Materials provided
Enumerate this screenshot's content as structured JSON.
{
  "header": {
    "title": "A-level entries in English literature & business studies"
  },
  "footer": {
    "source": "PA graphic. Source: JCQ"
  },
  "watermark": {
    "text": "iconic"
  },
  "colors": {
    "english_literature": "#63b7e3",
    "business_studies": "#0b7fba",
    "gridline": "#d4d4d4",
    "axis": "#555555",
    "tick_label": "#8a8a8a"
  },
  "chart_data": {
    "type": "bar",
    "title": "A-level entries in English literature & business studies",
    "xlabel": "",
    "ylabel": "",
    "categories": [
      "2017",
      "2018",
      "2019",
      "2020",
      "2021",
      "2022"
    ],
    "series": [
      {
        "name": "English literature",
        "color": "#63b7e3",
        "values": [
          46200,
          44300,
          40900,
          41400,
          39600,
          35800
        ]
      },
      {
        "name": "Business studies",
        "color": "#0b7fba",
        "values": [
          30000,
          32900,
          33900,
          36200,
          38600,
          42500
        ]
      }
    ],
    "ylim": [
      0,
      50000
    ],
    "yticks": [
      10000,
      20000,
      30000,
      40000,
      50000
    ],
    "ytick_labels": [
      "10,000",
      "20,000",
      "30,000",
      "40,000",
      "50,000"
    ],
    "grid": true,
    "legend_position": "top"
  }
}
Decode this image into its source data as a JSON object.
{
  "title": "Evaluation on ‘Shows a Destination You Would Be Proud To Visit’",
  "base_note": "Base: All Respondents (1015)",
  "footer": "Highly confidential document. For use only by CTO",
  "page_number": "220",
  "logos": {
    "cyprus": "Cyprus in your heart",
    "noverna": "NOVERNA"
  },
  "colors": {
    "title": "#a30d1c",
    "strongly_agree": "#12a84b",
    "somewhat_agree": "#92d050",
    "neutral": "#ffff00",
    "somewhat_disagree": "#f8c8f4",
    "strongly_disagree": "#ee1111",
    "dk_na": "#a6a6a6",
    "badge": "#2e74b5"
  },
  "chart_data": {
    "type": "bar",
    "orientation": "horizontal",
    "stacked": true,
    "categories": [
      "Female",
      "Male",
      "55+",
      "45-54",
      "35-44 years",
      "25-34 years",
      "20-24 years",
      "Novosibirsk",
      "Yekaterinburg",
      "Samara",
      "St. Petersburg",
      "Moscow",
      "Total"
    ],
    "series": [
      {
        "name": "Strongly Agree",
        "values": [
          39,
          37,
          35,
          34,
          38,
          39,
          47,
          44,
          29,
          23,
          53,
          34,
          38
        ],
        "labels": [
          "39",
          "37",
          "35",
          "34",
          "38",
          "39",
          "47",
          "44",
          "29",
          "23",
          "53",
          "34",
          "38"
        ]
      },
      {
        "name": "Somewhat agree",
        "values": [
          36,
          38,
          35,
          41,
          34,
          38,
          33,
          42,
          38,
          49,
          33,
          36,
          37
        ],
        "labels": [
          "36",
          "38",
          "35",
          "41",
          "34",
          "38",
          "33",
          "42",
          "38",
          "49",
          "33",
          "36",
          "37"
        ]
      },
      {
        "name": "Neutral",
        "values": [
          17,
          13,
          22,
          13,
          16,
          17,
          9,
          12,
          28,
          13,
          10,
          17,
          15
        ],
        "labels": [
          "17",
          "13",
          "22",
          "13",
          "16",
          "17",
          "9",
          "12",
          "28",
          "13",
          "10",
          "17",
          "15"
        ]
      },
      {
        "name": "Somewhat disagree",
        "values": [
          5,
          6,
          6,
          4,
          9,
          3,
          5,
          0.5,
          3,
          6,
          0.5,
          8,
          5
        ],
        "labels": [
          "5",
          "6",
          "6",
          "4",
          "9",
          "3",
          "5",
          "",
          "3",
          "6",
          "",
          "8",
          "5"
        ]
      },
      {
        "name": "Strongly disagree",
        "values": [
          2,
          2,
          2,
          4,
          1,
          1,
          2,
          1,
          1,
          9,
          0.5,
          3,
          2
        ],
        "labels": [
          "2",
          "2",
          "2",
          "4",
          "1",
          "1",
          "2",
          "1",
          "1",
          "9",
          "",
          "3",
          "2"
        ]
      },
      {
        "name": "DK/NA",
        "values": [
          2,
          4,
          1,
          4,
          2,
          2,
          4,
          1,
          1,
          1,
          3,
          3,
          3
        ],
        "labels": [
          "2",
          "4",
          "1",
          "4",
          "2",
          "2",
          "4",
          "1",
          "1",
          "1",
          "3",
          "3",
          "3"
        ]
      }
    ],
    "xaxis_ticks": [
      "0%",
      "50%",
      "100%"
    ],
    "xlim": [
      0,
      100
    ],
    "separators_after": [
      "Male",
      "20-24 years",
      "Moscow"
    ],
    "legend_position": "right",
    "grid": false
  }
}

What is required
Restate the records, all of them, precisely as written.

Result
Enumerate this screenshot's content as structured JSON.
{
  "header": {
    "title": "A-level entries in English literature & business studies"
  },
  "footer": {
    "source": "PA graphic. Source: JCQ"
  },
  "watermark": {
    "text": "iconic"
  },
  "colors": {
    "english_literature": "#63b7e3",
    "business_studies": "#0b7fba",
    "gridline": "#d4d4d4",
    "axis": "#555555",
    "tick_label": "#8a8a8a"
  },
  "chart_data": {
    "type": "bar",
    "title": "A-level entries in English literature & business studies",
    "xlabel": "",
    "ylabel": "",
    "categories": [
      "2017",
      "2018",
      "2019",
      "2020",
      "2021",
      "2022"
    ],
    "series": [
      {
        "name": "English literature",
        "color": "#63b7e3",
        "values": [
          46200,
          44300,
          40900,
          41400,
          39600,
          35800
        ]
      },
      {
        "name": "Business studies",
        "color": "#0b7fba",
        "values": [
          30000,
          32900,
          33900,
          36200,
          38600,
          42500
        ]
      }
    ],
    "ylim": [
      0,
      50000
    ],
    "yticks": [
      10000,
      20000,
      30000,
      40000,
      50000
    ],
    "ytick_labels": [
      "10,000",
      "20,000",
      "30,000",
      "40,000",
      "50,000"
    ],
    "grid": true,
    "legend_position": "top"
  }
}
Decode this image into its source data as a JSON object.
{
  "title": "Evaluation on ‘Shows a Destination You Would Be Proud To Visit’",
  "base_note": "Base: All Respondents (1015)",
  "footer": "Highly confidential document. For use only by CTO",
  "page_number": "220",
  "logos": {
    "cyprus": "Cyprus in your heart",
    "noverna": "NOVERNA"
  },
  "colors": {
    "title": "#a30d1c",
    "strongly_agree": "#12a84b",
    "somewhat_agree": "#92d050",
    "neutral": "#ffff00",
    "somewhat_disagree": "#f8c8f4",
    "strongly_disagree": "#ee1111",
    "dk_na": "#a6a6a6",
    "badge": "#2e74b5"
  },
  "chart_data": {
    "type": "bar",
    "orientation": "horizontal",
    "stacked": true,
    "categories": [
      "Female",
      "Male",
      "55+",
      "45-54",
      "35-44 years",
      "25-34 years",
      "20-24 years",
      "Novosibirsk",
      "Yekaterinburg",
      "Samara",
      "St. Petersburg",
      "Moscow",
      "Total"
    ],
    "series": [
      {
        "name": "Strongly Agree",
        "values": [
          39,
          37,
          35,
          34,
          38,
          39,
          47,
          44,
          29,
          23,
          53,
          34,
          38
        ],
        "labels": [
          "39",
          "37",
          "35",
          "34",
          "38",
          "39",
          "47",
          "44",
          "29",
          "23",
          "53",
          "34",
          "38"
        ]
      },
      {
        "name": "Somewhat agree",
        "values": [
          36,
          38,
          35,
          41,
          34,
          38,
          33,
          42,
          38,
          49,
          33,
          36,
          37
        ],
        "labels": [
          "36",
          "38",
          "35",
          "41",
          "34",
          "38",
          "33",
          "42",
          "38",
          "49",
          "33",
          "36",
          "37"
        ]
      },
      {
        "name": "Neutral",
        "values": [
          17,
          13,
          22,
          13,
          16,
          17,
          9,
          12,
          28,
          13,
          10,
          17,
          15
        ],
        "labels": [
          "17",
          "13",
          "22",
          "13",
          "16",
          "17",
          "9",
          "12",
          "28",
          "13",
          "10",
          "17",
          "15"
        ]
      },
      {
        "name": "Somewhat disagree",
        "values": [
          5,
          6,
          6,
          4,
          9,
          3,
          5,
          0.5,
          3,
          6,
          0.5,
          8,
          5
        ],
        "labels": [
          "5",
          "6",
          "6",
          "4",
          "9",
          "3",
          "5",
          "",
          "3",
          "6",
          "",
          "8",
          "5"
        ]
      },
      {
        "name": "Strongly disagree",
        "values": [
          2,
          2,
          2,
          4,
          1,
          1,
          2,
          1,
          1,
          9,
          0.5,
          3,
          2
        ],
        "labels": [
          "2",
          "2",
          "2",
          "4",
          "1",
          "1",
          "2",
          "1",
          "1",
          "9",
          "",
          "3",
          "2"
        ]
      },
      {
        "name": "DK/NA",
        "values": [
          2,
          4,
          1,
          4,
          2,
          2,
          4,
          1,
          1,
          1,
          3,
          3,
          3
        ],
        "labels": [
          "2",
          "4",
          "1",
          "4",
          "2",
          "2",
          "4",
          "1",
          "1",
          "1",
          "3",
          "3",
          "3"
        ]
      }
    ],
    "xaxis_ticks": [
      "0%",
      "50%",
      "100%"
    ],
    "xlim": [
      0,
      100
    ],
    "separators_after": [
      "Male",
      "20-24 years",
      "Moscow"
    ],
    "legend_position": "right",
    "grid": false
  }
}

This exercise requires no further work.